• _Your task_: Output each line of the material exactly as it stands.

*** Task data ***

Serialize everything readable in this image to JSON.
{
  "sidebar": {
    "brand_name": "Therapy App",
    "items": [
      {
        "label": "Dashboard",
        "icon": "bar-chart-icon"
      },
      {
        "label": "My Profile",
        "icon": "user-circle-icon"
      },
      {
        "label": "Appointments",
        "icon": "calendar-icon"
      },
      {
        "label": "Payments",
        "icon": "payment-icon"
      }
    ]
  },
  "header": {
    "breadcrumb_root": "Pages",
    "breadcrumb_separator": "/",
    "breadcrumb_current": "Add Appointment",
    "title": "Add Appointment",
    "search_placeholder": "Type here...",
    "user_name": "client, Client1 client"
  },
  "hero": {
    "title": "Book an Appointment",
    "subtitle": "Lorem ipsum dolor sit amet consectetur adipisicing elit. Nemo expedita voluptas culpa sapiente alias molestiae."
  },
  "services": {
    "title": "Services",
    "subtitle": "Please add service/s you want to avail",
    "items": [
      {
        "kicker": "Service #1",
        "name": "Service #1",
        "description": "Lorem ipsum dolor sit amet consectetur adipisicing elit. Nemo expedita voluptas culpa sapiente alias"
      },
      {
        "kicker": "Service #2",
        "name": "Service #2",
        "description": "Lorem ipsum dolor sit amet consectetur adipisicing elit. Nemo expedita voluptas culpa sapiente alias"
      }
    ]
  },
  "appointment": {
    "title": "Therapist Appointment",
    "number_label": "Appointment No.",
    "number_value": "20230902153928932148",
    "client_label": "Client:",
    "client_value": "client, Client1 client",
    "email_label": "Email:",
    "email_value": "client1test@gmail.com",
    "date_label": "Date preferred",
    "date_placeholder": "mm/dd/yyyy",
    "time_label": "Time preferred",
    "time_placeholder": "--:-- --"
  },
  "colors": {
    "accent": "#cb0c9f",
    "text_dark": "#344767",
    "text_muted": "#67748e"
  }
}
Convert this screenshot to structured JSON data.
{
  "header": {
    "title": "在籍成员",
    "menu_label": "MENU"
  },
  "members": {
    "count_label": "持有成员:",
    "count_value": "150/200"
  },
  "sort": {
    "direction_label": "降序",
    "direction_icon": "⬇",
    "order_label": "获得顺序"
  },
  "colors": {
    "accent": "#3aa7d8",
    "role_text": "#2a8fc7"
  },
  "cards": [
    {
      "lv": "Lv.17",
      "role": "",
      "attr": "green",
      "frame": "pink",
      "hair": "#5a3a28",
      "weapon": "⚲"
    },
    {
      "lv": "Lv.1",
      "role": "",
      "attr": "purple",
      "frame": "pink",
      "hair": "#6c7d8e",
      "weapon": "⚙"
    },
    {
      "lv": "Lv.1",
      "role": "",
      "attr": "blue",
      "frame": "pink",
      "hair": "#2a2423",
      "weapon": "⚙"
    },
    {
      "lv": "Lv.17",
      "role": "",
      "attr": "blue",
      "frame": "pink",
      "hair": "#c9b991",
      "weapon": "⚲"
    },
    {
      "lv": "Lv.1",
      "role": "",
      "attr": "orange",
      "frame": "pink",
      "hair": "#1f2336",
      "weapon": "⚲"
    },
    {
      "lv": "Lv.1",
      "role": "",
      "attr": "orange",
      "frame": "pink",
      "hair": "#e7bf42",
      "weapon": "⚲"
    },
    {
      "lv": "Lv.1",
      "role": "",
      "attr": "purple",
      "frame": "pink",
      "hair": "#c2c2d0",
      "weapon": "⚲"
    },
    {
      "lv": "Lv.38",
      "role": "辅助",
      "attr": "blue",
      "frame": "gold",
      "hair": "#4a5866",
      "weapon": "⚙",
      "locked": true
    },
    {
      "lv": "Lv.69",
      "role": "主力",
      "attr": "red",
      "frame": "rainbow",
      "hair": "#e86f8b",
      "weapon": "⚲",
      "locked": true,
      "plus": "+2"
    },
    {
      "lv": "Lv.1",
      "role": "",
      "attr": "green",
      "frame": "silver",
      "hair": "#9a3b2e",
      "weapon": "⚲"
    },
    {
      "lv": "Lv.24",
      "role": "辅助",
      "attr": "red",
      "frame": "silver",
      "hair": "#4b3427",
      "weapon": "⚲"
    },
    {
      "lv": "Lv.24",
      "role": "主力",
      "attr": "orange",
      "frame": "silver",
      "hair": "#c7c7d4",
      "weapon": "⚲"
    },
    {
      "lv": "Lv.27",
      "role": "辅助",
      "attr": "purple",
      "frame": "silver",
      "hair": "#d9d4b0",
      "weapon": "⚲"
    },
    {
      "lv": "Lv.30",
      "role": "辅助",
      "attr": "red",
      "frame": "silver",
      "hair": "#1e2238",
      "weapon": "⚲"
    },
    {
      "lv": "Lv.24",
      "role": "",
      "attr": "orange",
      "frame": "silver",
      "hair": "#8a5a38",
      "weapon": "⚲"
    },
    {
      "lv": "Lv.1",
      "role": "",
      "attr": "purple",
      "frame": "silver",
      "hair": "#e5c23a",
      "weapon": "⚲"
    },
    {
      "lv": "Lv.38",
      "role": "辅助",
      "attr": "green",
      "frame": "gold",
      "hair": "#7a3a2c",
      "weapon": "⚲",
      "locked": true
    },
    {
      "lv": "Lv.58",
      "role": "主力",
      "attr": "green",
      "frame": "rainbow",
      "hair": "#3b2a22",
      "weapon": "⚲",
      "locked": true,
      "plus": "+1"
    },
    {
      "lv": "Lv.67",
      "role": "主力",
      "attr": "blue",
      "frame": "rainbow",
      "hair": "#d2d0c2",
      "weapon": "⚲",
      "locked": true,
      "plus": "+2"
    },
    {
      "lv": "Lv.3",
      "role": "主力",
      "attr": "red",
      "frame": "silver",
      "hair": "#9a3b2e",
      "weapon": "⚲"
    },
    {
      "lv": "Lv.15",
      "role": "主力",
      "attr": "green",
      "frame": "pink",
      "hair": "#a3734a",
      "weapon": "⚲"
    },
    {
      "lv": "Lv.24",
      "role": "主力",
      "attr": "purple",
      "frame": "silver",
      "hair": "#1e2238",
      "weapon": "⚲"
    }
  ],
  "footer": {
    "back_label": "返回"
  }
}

***

• _The result_:
Serialize everything readable in this image to JSON.
{
  "sidebar": {
    "brand_name": "Therapy App",
    "items": [
      {
        "label": "Dashboard",
        "icon": "bar-chart-icon"
      },
      {
        "label": "My Profile",
        "icon": "user-circle-icon"
      },
      {
        "label": "Appointments",
        "icon": "calendar-icon"
      },
      {
        "label": "Payments",
        "icon": "payment-icon"
      }
    ]
  },
  "header": {
    "breadcrumb_root": "Pages",
    "breadcrumb_separator": "/",
    "breadcrumb_current": "Add Appointment",
    "title": "Add Appointment",
    "search_placeholder": "Type here...",
    "user_name": "client, Client1 client"
  },
  "hero": {
    "title": "Book an Appointment",
    "subtitle": "Lorem ipsum dolor sit amet consectetur adipisicing elit. Nemo expedita voluptas culpa sapiente alias molestiae."
  },
  "services": {
    "title": "Services",
    "subtitle": "Please add service/s you want to avail",
    "items": [
      {
        "kicker": "Service #1",
        "name": "Service #1",
        "description": "Lorem ipsum dolor sit amet consectetur adipisicing elit. Nemo expedita voluptas culpa sapiente alias"
      },
      {
        "kicker": "Service #2",
        "name": "Service #2",
        "description": "Lorem ipsum dolor sit amet consectetur adipisicing elit. Nemo expedita voluptas culpa sapiente alias"
      }
    ]
  },
  "appointment": {
    "title": "Therapist Appointment",
    "number_label": "Appointment No.",
    "number_value": "20230902153928932148",
    "client_label": "Client:",
    "client_value": "client, Client1 client",
    "email_label": "Email:",
    "email_value": "client1test@gmail.com",
    "date_label": "Date preferred",
    "date_placeholder": "mm/dd/yyyy",
    "time_label": "Time preferred",
    "time_placeholder": "--:-- --"
  },
  "colors": {
    "accent": "#cb0c9f",
    "text_dark": "#344767",
    "text_muted": "#67748e"
  }
}
Convert this screenshot to structured JSON data.
{
  "header": {
    "title": "在籍成员",
    "menu_label": "MENU"
  },
  "members": {
    "count_label": "持有成员:",
    "count_value": "150/200"
  },
  "sort": {
    "direction_label": "降序",
    "direction_icon": "⬇",
    "order_label": "获得顺序"
  },
  "colors": {
    "accent": "#3aa7d8",
    "role_text": "#2a8fc7"
  },
  "cards": [
    {
      "lv": "Lv.17",
      "role": "",
      "attr": "green",
      "frame": "pink",
      "hair": "#5a3a28",
      "weapon": "⚲"
    },
    {
      "lv": "Lv.1",
      "role": "",
      "attr": "purple",
      "frame": "pink",
      "hair": "#6c7d8e",
      "weapon": "⚙"
    },
    {
      "lv": "Lv.1",
      "role": "",
      "attr": "blue",
      "frame": "pink",
      "hair": "#2a2423",
      "weapon": "⚙"
    },
    {
      "lv": "Lv.17",
      "role": "",
      "attr": "blue",
      "frame": "pink",
      "hair": "#c9b991",
      "weapon": "⚲"
    },
    {
      "lv": "Lv.1",
      "role": "",
      "attr": "orange",
      "frame": "pink",
      "hair": "#1f2336",
      "weapon": "⚲"
    },
    {
      "lv": "Lv.1",
      "role": "",
      "attr": "orange",
      "frame": "pink",
      "hair": "#e7bf42",
      "weapon": "⚲"
    },
    {
      "lv": "Lv.1",
      "role": "",
      "attr": "purple",
      "frame": "pink",
      "hair": "#c2c2d0",
      "weapon": "⚲"
    },
    {
      "lv": "Lv.38",
      "role": "辅助",
      "attr": "blue",
      "frame": "gold",
      "hair": "#4a5866",
      "weapon": "⚙",
      "locked": true
    },
    {
      "lv": "Lv.69",
      "role": "主力",
      "attr": "red",
      "frame": "rainbow",
      "hair": "#e86f8b",
      "weapon": "⚲",
      "locked": true,
      "plus": "+2"
    },
    {
      "lv": "Lv.1",
      "role": "",
      "attr": "green",
      "frame": "silver",
      "hair": "#9a3b2e",
      "weapon": "⚲"
    },
    {
      "lv": "Lv.24",
      "role": "辅助",
      "attr": "red",
      "frame": "silver",
      "hair": "#4b3427",
      "weapon": "⚲"
    },
    {
      "lv": "Lv.24",
      "role": "主力",
      "attr": "orange",
      "frame": "silver",
      "hair": "#c7c7d4",
      "weapon": "⚲"
    },
    {
      "lv": "Lv.27",
      "role": "辅助",
      "attr": "purple",
      "frame": "silver",
      "hair": "#d9d4b0",
      "weapon": "⚲"
    },
    {
      "lv": "Lv.30",
      "role": "辅助",
      "attr": "red",
      "frame": "silver",
      "hair": "#1e2238",
      "weapon": "⚲"
    },
    {
      "lv": "Lv.24",
      "role": "",
      "attr": "orange",
      "frame": "silver",
      "hair": "#8a5a38",
      "weapon": "⚲"
    },
    {
      "lv": "Lv.1",
      "role": "",
      "attr": "purple",
      "frame": "silver",
      "hair": "#e5c23a",
      "weapon": "⚲"
    },
    {
      "lv": "Lv.38",
      "role": "辅助",
      "attr": "green",
      "frame": "gold",
      "hair": "#7a3a2c",
      "weapon": "⚲",
      "locked": true
    },
    {
      "lv": "Lv.58",
      "role": "主力",
      "attr": "green",
      "frame": "rainbow",
      "hair": "#3b2a22",
      "weapon": "⚲",
      "locked": true,
      "plus": "+1"
    },
    {
      "lv": "Lv.67",
      "role": "主力",
      "attr": "blue",
      "frame": "rainbow",
      "hair": "#d2d0c2",
      "weapon": "⚲",
      "locked": true,
      "plus": "+2"
    },
    {
      "lv": "Lv.3",
      "role": "主力",
      "attr": "red",
      "frame": "silver",
      "hair": "#9a3b2e",
      "weapon": "⚲"
    },
    {
      "lv": "Lv.15",
      "role": "主力",
      "attr": "green",
      "frame": "pink",
      "hair": "#a3734a",
      "weapon": "⚲"
    },
    {
      "lv": "Lv.24",
      "role": "主力",
      "attr": "purple",
      "frame": "silver",
      "hair": "#1e2238",
      "weapon": "⚲"
    }
  ],
  "footer": {
    "back_label": "返回"
  }
}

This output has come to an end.